== YOUR TASK ==
Your task is to restate the data word for word.

== EXTRACTED ENTRIES ==
☆ ☆ ☆ ☆ ☆ ☆ ☆
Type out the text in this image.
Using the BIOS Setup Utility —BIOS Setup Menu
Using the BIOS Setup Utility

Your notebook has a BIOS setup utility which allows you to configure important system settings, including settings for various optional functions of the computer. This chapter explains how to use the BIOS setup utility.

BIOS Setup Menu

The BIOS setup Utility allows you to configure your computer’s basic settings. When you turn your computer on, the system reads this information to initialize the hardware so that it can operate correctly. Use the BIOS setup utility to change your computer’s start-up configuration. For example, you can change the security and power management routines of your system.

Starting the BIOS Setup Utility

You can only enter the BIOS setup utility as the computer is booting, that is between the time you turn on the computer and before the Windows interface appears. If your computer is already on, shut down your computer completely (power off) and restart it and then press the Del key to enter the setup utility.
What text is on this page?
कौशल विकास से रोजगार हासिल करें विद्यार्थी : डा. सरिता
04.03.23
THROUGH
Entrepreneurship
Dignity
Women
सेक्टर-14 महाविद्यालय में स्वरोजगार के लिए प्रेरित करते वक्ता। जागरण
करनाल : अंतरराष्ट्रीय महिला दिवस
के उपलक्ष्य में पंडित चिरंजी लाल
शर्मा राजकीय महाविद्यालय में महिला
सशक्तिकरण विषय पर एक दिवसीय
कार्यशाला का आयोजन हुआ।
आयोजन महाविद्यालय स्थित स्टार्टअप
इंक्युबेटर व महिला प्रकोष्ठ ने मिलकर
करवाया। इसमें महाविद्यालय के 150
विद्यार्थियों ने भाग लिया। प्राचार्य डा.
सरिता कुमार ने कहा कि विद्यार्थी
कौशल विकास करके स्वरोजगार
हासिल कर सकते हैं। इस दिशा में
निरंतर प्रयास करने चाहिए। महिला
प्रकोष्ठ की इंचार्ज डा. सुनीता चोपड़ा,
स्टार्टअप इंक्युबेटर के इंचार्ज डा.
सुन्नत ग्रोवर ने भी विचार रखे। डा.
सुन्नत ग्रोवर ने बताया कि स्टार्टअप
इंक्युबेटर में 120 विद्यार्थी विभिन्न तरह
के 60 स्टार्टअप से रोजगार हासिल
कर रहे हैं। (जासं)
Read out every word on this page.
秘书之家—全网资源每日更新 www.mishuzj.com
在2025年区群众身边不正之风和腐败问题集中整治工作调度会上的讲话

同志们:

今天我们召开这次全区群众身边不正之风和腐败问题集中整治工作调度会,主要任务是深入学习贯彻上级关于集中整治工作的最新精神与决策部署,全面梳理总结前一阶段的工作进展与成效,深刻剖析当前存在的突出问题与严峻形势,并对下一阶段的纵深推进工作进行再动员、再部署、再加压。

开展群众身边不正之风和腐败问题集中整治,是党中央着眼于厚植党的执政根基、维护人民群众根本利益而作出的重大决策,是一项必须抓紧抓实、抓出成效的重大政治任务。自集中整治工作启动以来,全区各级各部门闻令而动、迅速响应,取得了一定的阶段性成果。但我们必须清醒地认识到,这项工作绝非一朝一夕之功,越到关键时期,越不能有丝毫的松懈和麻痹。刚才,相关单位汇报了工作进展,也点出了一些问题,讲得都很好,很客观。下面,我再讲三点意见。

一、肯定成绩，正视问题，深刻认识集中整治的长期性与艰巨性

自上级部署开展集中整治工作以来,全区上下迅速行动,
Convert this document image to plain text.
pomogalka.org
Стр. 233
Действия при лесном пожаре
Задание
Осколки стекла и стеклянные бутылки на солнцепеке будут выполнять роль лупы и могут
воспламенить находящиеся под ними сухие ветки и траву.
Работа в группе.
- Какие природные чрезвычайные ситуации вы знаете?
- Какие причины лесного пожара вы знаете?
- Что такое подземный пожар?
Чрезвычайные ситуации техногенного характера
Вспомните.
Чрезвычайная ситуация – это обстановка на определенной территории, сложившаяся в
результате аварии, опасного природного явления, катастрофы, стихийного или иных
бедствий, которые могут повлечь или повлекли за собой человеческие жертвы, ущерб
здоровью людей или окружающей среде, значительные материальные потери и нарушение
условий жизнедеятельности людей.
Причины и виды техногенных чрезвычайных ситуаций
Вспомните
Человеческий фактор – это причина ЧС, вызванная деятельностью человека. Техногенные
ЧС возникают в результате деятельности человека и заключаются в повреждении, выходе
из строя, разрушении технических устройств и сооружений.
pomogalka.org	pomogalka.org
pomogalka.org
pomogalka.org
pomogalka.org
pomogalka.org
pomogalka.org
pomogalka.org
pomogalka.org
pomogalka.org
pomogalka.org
☆ ☆ ☆ ☆ ☆ ☆ ☆
== COMPLETED TASK ==
Type out the text in this image.
Using the BIOS Setup Utility —BIOS Setup Menu
Using the BIOS Setup Utility

Your notebook has a BIOS setup utility which allows you to configure important system settings, including settings for various optional functions of the computer. This chapter explains how to use the BIOS setup utility.

BIOS Setup Menu

The BIOS setup Utility allows you to configure your computer’s basic settings. When you turn your computer on, the system reads this information to initialize the hardware so that it can operate correctly. Use the BIOS setup utility to change your computer’s start-up configuration. For example, you can change the security and power management routines of your system.

Starting the BIOS Setup Utility

You can only enter the BIOS setup utility as the computer is booting, that is between the time you turn on the computer and before the Windows interface appears. If your computer is already on, shut down your computer completely (power off) and restart it and then press the Del key to enter the setup utility.
What text is on this page?
कौशल विकास से रोजगार हासिल करें विद्यार्थी : डा. सरिता
04.03.23
THROUGH
Entrepreneurship
Dignity
Women
सेक्टर-14 महाविद्यालय में स्वरोजगार के लिए प्रेरित करते वक्ता। जागरण
करनाल : अंतरराष्ट्रीय महिला दिवस
के उपलक्ष्य में पंडित चिरंजी लाल
शर्मा राजकीय महाविद्यालय में महिला
सशक्तिकरण विषय पर एक दिवसीय
कार्यशाला का आयोजन हुआ।
आयोजन महाविद्यालय स्थित स्टार्टअप
इंक्युबेटर व महिला प्रकोष्ठ ने मिलकर
करवाया। इसमें महाविद्यालय के 150
विद्यार्थियों ने भाग लिया। प्राचार्य डा.
सरिता कुमार ने कहा कि विद्यार्थी
कौशल विकास करके स्वरोजगार
हासिल कर सकते हैं। इस दिशा में
निरंतर प्रयास करने चाहिए। महिला
प्रकोष्ठ की इंचार्ज डा. सुनीता चोपड़ा,
स्टार्टअप इंक्युबेटर के इंचार्ज डा.
सुन्नत ग्रोवर ने भी विचार रखे। डा.
सुन्नत ग्रोवर ने बताया कि स्टार्टअप
इंक्युबेटर में 120 विद्यार्थी विभिन्न तरह
के 60 स्टार्टअप से रोजगार हासिल
कर रहे हैं। (जासं)
Read out every word on this page.
秘书之家—全网资源每日更新 www.mishuzj.com
在2025年区群众身边不正之风和腐败问题集中整治工作调度会上的讲话

同志们:

今天我们召开这次全区群众身边不正之风和腐败问题集中整治工作调度会,主要任务是深入学习贯彻上级关于集中整治工作的最新精神与决策部署,全面梳理总结前一阶段的工作进展与成效,深刻剖析当前存在的突出问题与严峻形势,并对下一阶段的纵深推进工作进行再动员、再部署、再加压。

开展群众身边不正之风和腐败问题集中整治,是党中央着眼于厚植党的执政根基、维护人民群众根本利益而作出的重大决策,是一项必须抓紧抓实、抓出成效的重大政治任务。自集中整治工作启动以来,全区各级各部门闻令而动、迅速响应,取得了一定的阶段性成果。但我们必须清醒地认识到,这项工作绝非一朝一夕之功,越到关键时期,越不能有丝毫的松懈和麻痹。刚才,相关单位汇报了工作进展,也点出了一些问题,讲得都很好,很客观。下面,我再讲三点意见。

一、肯定成绩，正视问题，深刻认识集中整治的长期性与艰巨性

自上级部署开展集中整治工作以来,全区上下迅速行动,
Convert this document image to plain text.
pomogalka.org
Стр. 233
Действия при лесном пожаре
Задание
Осколки стекла и стеклянные бутылки на солнцепеке будут выполнять роль лупы и могут
воспламенить находящиеся под ними сухие ветки и траву.
Работа в группе.
- Какие природные чрезвычайные ситуации вы знаете?
- Какие причины лесного пожара вы знаете?
- Что такое подземный пожар?
Чрезвычайные ситуации техногенного характера
Вспомните.
Чрезвычайная ситуация – это обстановка на определенной территории, сложившаяся в
результате аварии, опасного природного явления, катастрофы, стихийного или иных
бедствий, которые могут повлечь или повлекли за собой человеческие жертвы, ущерб
здоровью людей или окружающей среде, значительные материальные потери и нарушение
условий жизнедеятельности людей.
Причины и виды техногенных чрезвычайных ситуаций
Вспомните
Человеческий фактор – это причина ЧС, вызванная деятельностью человека. Техногенные
ЧС возникают в результате деятельности человека и заключаются в повреждении, выходе
из строя, разрушении технических устройств и сооружений.
pomogalka.org	pomogalka.org
pomogalka.org
pomogalka.org
pomogalka.org
pomogalka.org
pomogalka.org
pomogalka.org
pomogalka.org
pomogalka.org
pomogalka.org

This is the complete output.